WHAT YOU HAVE TO DO:
Output all entries verbatim. Skip pictures.

Collected data:

▽

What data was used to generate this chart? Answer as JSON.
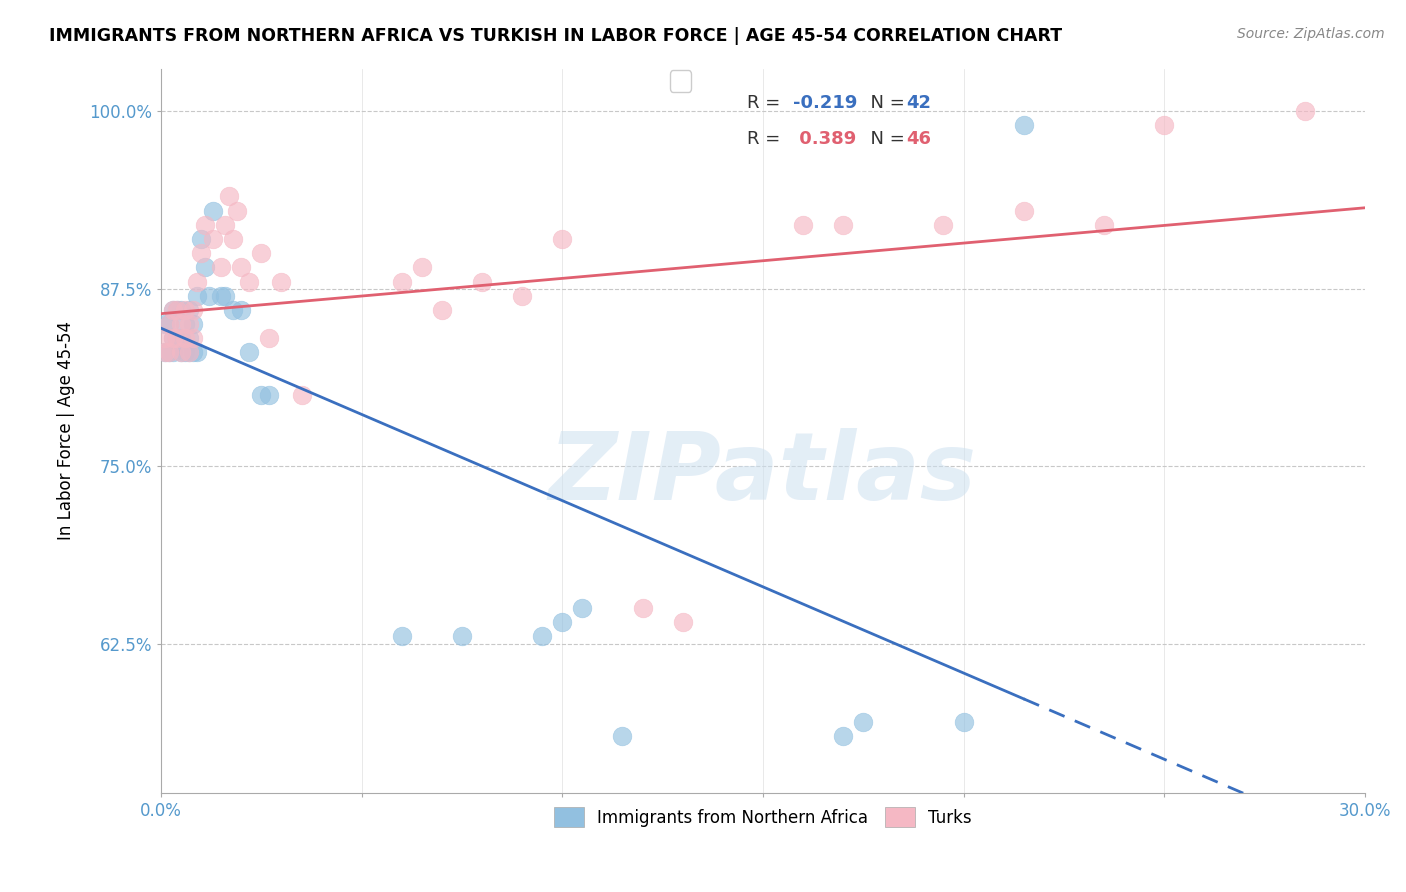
{
  "title": "IMMIGRANTS FROM NORTHERN AFRICA VS TURKISH IN LABOR FORCE | AGE 45-54 CORRELATION CHART",
  "source": "Source: ZipAtlas.com",
  "ylabel": "In Labor Force | Age 45-54",
  "xlim": [
    0.0,
    0.3
  ],
  "ylim": [
    0.52,
    1.03
  ],
  "xticks": [
    0.0,
    0.05,
    0.1,
    0.15,
    0.2,
    0.25,
    0.3
  ],
  "xticklabels": [
    "0.0%",
    "",
    "",
    "",
    "",
    "",
    "30.0%"
  ],
  "yticks": [
    0.625,
    0.75,
    0.875,
    1.0
  ],
  "yticklabels": [
    "62.5%",
    "75.0%",
    "87.5%",
    "100.0%"
  ],
  "blue_R": -0.219,
  "blue_N": 42,
  "pink_R": 0.389,
  "pink_N": 46,
  "blue_color": "#92c0e0",
  "pink_color": "#f5b8c4",
  "blue_line_color": "#3a6fbf",
  "pink_line_color": "#e06070",
  "watermark_text": "ZIPatlas",
  "blue_scatter_x": [
    0.001,
    0.001,
    0.002,
    0.002,
    0.003,
    0.003,
    0.003,
    0.004,
    0.004,
    0.005,
    0.005,
    0.005,
    0.006,
    0.006,
    0.007,
    0.007,
    0.007,
    0.008,
    0.008,
    0.009,
    0.009,
    0.01,
    0.011,
    0.012,
    0.013,
    0.015,
    0.016,
    0.018,
    0.02,
    0.022,
    0.025,
    0.027,
    0.06,
    0.075,
    0.095,
    0.1,
    0.105,
    0.115,
    0.17,
    0.175,
    0.2,
    0.215
  ],
  "blue_scatter_y": [
    0.83,
    0.85,
    0.83,
    0.85,
    0.83,
    0.84,
    0.86,
    0.84,
    0.86,
    0.83,
    0.84,
    0.86,
    0.83,
    0.85,
    0.83,
    0.84,
    0.86,
    0.83,
    0.85,
    0.83,
    0.87,
    0.91,
    0.89,
    0.87,
    0.93,
    0.87,
    0.87,
    0.86,
    0.86,
    0.83,
    0.8,
    0.8,
    0.63,
    0.63,
    0.63,
    0.64,
    0.65,
    0.56,
    0.56,
    0.57,
    0.57,
    0.99
  ],
  "pink_scatter_x": [
    0.001,
    0.001,
    0.002,
    0.002,
    0.003,
    0.003,
    0.004,
    0.004,
    0.005,
    0.005,
    0.006,
    0.006,
    0.007,
    0.007,
    0.008,
    0.008,
    0.009,
    0.01,
    0.011,
    0.013,
    0.015,
    0.016,
    0.017,
    0.018,
    0.019,
    0.02,
    0.022,
    0.025,
    0.027,
    0.03,
    0.035,
    0.06,
    0.065,
    0.07,
    0.08,
    0.09,
    0.1,
    0.12,
    0.13,
    0.16,
    0.17,
    0.195,
    0.215,
    0.235,
    0.25,
    0.285
  ],
  "pink_scatter_y": [
    0.83,
    0.84,
    0.83,
    0.85,
    0.84,
    0.86,
    0.84,
    0.86,
    0.83,
    0.85,
    0.84,
    0.86,
    0.83,
    0.85,
    0.84,
    0.86,
    0.88,
    0.9,
    0.92,
    0.91,
    0.89,
    0.92,
    0.94,
    0.91,
    0.93,
    0.89,
    0.88,
    0.9,
    0.84,
    0.88,
    0.8,
    0.88,
    0.89,
    0.86,
    0.88,
    0.87,
    0.91,
    0.65,
    0.64,
    0.92,
    0.92,
    0.92,
    0.93,
    0.92,
    0.99,
    1.0
  ]
}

△

WRITTEN REPLY:
What data was used to generate this chart? Answer as JSON.
{
  "title": "IMMIGRANTS FROM NORTHERN AFRICA VS TURKISH IN LABOR FORCE | AGE 45-54 CORRELATION CHART",
  "source": "Source: ZipAtlas.com",
  "ylabel": "In Labor Force | Age 45-54",
  "xlim": [
    0.0,
    0.3
  ],
  "ylim": [
    0.52,
    1.03
  ],
  "xticks": [
    0.0,
    0.05,
    0.1,
    0.15,
    0.2,
    0.25,
    0.3
  ],
  "xticklabels": [
    "0.0%",
    "",
    "",
    "",
    "",
    "",
    "30.0%"
  ],
  "yticks": [
    0.625,
    0.75,
    0.875,
    1.0
  ],
  "yticklabels": [
    "62.5%",
    "75.0%",
    "87.5%",
    "100.0%"
  ],
  "blue_R": -0.219,
  "blue_N": 42,
  "pink_R": 0.389,
  "pink_N": 46,
  "blue_color": "#92c0e0",
  "pink_color": "#f5b8c4",
  "blue_line_color": "#3a6fbf",
  "pink_line_color": "#e06070",
  "watermark_text": "ZIPatlas",
  "blue_scatter_x": [
    0.001,
    0.001,
    0.002,
    0.002,
    0.003,
    0.003,
    0.003,
    0.004,
    0.004,
    0.005,
    0.005,
    0.005,
    0.006,
    0.006,
    0.007,
    0.007,
    0.007,
    0.008,
    0.008,
    0.009,
    0.009,
    0.01,
    0.011,
    0.012,
    0.013,
    0.015,
    0.016,
    0.018,
    0.02,
    0.022,
    0.025,
    0.027,
    0.06,
    0.075,
    0.095,
    0.1,
    0.105,
    0.115,
    0.17,
    0.175,
    0.2,
    0.215
  ],
  "blue_scatter_y": [
    0.83,
    0.85,
    0.83,
    0.85,
    0.83,
    0.84,
    0.86,
    0.84,
    0.86,
    0.83,
    0.84,
    0.86,
    0.83,
    0.85,
    0.83,
    0.84,
    0.86,
    0.83,
    0.85,
    0.83,
    0.87,
    0.91,
    0.89,
    0.87,
    0.93,
    0.87,
    0.87,
    0.86,
    0.86,
    0.83,
    0.8,
    0.8,
    0.63,
    0.63,
    0.63,
    0.64,
    0.65,
    0.56,
    0.56,
    0.57,
    0.57,
    0.99
  ],
  "pink_scatter_x": [
    0.001,
    0.001,
    0.002,
    0.002,
    0.003,
    0.003,
    0.004,
    0.004,
    0.005,
    0.005,
    0.006,
    0.006,
    0.007,
    0.007,
    0.008,
    0.008,
    0.009,
    0.01,
    0.011,
    0.013,
    0.015,
    0.016,
    0.017,
    0.018,
    0.019,
    0.02,
    0.022,
    0.025,
    0.027,
    0.03,
    0.035,
    0.06,
    0.065,
    0.07,
    0.08,
    0.09,
    0.1,
    0.12,
    0.13,
    0.16,
    0.17,
    0.195,
    0.215,
    0.235,
    0.25,
    0.285
  ],
  "pink_scatter_y": [
    0.83,
    0.84,
    0.83,
    0.85,
    0.84,
    0.86,
    0.84,
    0.86,
    0.83,
    0.85,
    0.84,
    0.86,
    0.83,
    0.85,
    0.84,
    0.86,
    0.88,
    0.9,
    0.92,
    0.91,
    0.89,
    0.92,
    0.94,
    0.91,
    0.93,
    0.89,
    0.88,
    0.9,
    0.84,
    0.88,
    0.8,
    0.88,
    0.89,
    0.86,
    0.88,
    0.87,
    0.91,
    0.65,
    0.64,
    0.92,
    0.92,
    0.92,
    0.93,
    0.92,
    0.99,
    1.0
  ]
}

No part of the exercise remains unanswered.